Report each line of the data that includes the word "Actions".

(Dataset excerpt)
________________________

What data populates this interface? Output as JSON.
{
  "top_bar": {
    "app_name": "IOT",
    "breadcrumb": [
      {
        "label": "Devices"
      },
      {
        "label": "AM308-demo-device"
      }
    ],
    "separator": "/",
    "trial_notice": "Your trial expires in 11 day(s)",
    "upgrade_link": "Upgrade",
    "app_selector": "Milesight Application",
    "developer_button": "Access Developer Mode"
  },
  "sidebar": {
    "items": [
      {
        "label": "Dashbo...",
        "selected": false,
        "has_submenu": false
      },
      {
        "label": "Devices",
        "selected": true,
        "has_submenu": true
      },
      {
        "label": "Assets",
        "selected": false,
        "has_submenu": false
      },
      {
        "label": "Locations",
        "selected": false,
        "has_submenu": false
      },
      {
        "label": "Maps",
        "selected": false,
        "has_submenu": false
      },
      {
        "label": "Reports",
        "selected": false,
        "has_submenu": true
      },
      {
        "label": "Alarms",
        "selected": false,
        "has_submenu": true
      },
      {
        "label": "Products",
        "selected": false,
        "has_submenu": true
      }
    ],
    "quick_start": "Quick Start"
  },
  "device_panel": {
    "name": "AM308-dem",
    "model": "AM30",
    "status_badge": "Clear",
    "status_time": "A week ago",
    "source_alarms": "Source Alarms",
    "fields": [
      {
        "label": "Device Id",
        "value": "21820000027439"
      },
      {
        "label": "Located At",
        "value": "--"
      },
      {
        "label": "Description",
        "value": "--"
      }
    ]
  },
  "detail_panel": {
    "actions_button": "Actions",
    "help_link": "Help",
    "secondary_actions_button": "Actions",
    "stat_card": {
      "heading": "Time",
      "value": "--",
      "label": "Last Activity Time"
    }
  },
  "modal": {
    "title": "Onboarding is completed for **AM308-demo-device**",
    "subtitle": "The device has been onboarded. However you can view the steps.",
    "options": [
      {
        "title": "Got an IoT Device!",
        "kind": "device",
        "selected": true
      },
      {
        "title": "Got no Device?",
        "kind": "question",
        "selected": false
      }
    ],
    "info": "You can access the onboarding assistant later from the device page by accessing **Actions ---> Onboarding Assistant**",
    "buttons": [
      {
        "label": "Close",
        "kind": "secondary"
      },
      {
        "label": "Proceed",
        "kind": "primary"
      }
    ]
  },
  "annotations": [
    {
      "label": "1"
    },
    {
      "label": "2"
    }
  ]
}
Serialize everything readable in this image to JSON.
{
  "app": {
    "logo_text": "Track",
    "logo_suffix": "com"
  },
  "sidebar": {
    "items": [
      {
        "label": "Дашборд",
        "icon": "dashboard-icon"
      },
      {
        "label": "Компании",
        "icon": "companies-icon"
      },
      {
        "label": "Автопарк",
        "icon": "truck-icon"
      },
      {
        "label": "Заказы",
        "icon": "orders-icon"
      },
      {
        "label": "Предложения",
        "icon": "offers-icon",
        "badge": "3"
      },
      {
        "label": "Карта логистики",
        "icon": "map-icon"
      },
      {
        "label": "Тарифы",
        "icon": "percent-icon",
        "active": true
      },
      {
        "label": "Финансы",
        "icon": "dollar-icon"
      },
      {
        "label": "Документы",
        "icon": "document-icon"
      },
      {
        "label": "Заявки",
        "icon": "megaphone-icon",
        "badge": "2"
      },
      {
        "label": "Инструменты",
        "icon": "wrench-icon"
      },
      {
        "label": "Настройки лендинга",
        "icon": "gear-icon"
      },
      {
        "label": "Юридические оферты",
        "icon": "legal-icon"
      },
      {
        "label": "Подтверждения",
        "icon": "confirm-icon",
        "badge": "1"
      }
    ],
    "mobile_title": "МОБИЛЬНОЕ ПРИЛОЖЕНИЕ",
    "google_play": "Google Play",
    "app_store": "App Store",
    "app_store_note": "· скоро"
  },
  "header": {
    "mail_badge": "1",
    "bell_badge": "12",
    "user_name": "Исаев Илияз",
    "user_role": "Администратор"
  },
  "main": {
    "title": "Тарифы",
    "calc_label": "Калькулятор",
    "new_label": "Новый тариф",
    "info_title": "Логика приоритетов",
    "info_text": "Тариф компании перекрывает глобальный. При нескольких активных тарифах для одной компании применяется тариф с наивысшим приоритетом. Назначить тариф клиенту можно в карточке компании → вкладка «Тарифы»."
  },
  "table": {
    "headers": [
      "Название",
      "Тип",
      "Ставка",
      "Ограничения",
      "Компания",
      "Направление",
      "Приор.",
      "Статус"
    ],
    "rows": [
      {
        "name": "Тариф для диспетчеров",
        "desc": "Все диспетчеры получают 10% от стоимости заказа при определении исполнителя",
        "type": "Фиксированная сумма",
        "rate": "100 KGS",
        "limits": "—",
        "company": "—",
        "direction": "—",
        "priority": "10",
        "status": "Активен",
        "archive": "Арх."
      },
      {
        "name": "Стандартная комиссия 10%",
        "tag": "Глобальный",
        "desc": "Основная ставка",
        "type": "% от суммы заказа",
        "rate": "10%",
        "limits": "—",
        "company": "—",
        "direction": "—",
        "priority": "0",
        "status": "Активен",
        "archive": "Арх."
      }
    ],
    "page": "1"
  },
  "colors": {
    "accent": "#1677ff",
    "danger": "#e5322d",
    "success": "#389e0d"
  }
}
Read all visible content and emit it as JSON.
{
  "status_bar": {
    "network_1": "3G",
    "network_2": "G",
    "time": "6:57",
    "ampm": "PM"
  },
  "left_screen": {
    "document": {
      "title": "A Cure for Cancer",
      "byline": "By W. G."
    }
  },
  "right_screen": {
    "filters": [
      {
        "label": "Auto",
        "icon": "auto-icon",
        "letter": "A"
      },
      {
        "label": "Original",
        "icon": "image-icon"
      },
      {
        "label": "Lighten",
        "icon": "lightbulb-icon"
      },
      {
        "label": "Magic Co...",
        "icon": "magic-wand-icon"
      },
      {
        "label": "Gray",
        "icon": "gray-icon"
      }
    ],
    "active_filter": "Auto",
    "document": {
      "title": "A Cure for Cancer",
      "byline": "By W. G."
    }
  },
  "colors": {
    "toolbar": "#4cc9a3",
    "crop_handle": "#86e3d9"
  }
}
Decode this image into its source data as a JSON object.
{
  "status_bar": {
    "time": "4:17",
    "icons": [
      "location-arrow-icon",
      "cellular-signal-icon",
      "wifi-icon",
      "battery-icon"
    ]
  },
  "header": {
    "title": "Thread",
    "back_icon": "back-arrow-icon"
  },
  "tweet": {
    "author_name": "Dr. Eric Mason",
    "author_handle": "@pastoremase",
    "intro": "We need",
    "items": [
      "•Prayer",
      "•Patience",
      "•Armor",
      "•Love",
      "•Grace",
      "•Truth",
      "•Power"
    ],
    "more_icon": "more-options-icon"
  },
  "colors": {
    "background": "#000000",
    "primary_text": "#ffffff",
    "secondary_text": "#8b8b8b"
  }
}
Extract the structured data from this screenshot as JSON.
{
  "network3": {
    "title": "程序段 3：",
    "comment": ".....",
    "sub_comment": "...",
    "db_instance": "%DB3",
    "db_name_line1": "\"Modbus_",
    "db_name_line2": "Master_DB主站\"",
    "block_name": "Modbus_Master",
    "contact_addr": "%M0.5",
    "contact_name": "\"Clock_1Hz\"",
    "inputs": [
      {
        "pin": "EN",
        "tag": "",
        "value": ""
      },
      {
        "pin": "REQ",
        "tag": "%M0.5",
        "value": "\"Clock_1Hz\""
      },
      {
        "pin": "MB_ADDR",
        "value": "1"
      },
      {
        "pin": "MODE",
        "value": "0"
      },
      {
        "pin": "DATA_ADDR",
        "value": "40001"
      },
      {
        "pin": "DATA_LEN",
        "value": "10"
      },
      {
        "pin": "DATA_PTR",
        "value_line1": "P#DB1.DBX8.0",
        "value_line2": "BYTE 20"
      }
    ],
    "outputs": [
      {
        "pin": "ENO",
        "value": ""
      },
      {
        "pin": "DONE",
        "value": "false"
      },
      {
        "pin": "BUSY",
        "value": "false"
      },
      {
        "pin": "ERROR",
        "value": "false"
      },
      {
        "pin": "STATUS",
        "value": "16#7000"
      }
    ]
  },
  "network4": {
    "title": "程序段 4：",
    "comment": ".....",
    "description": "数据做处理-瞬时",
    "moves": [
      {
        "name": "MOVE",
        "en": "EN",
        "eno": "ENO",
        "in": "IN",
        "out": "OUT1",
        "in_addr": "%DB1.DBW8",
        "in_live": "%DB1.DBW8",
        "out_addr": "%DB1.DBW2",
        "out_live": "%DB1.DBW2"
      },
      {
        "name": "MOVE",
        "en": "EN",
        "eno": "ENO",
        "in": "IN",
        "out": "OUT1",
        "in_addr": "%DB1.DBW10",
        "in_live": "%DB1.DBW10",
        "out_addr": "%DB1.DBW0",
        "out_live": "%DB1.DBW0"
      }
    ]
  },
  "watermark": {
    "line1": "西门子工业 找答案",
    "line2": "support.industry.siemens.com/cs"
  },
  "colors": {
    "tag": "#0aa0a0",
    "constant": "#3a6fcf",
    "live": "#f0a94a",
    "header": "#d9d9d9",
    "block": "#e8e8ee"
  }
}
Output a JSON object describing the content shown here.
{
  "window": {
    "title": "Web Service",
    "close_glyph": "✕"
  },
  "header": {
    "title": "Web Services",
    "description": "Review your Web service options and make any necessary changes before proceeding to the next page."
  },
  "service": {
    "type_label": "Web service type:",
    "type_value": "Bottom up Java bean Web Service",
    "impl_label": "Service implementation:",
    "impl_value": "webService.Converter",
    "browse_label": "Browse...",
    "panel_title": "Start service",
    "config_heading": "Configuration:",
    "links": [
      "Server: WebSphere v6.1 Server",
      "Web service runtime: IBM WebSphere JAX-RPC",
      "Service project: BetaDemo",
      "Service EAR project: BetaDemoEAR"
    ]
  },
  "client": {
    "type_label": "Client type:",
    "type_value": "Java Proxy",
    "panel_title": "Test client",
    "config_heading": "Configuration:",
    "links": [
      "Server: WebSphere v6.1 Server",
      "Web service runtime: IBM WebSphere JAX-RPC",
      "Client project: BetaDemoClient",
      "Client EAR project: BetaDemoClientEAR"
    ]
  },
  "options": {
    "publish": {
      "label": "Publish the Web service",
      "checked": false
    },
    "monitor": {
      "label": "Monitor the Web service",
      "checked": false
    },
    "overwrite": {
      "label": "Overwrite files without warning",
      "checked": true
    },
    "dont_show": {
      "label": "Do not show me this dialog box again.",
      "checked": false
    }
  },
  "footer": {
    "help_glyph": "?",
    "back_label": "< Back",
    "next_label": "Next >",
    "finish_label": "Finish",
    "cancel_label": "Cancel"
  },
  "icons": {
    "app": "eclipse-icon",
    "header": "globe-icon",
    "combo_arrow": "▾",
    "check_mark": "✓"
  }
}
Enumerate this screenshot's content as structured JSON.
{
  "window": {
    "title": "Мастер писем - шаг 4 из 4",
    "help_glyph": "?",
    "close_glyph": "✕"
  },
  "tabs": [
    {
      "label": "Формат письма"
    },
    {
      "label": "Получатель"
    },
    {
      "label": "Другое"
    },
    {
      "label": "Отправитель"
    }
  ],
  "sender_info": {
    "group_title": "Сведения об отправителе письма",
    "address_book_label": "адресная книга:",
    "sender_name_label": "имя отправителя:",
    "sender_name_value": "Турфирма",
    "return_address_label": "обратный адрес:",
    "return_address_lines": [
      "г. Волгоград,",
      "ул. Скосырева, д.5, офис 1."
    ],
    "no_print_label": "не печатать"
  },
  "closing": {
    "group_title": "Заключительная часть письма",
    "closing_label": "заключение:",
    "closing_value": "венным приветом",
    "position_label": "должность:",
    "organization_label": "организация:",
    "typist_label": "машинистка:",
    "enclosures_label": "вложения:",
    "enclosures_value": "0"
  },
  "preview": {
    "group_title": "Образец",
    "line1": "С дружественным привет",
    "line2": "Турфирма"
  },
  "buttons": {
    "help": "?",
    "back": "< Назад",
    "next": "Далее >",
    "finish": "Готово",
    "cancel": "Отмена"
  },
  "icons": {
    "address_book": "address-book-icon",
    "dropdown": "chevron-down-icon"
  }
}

________________________

== EXERCISE OUTPUT ==
    "actions_button": "Actions",
    "secondary_actions_button": "Actions",
    "info": "You can access the onboarding assistant later from the device page by accessing **Actions ---> Onboarding Assistant**",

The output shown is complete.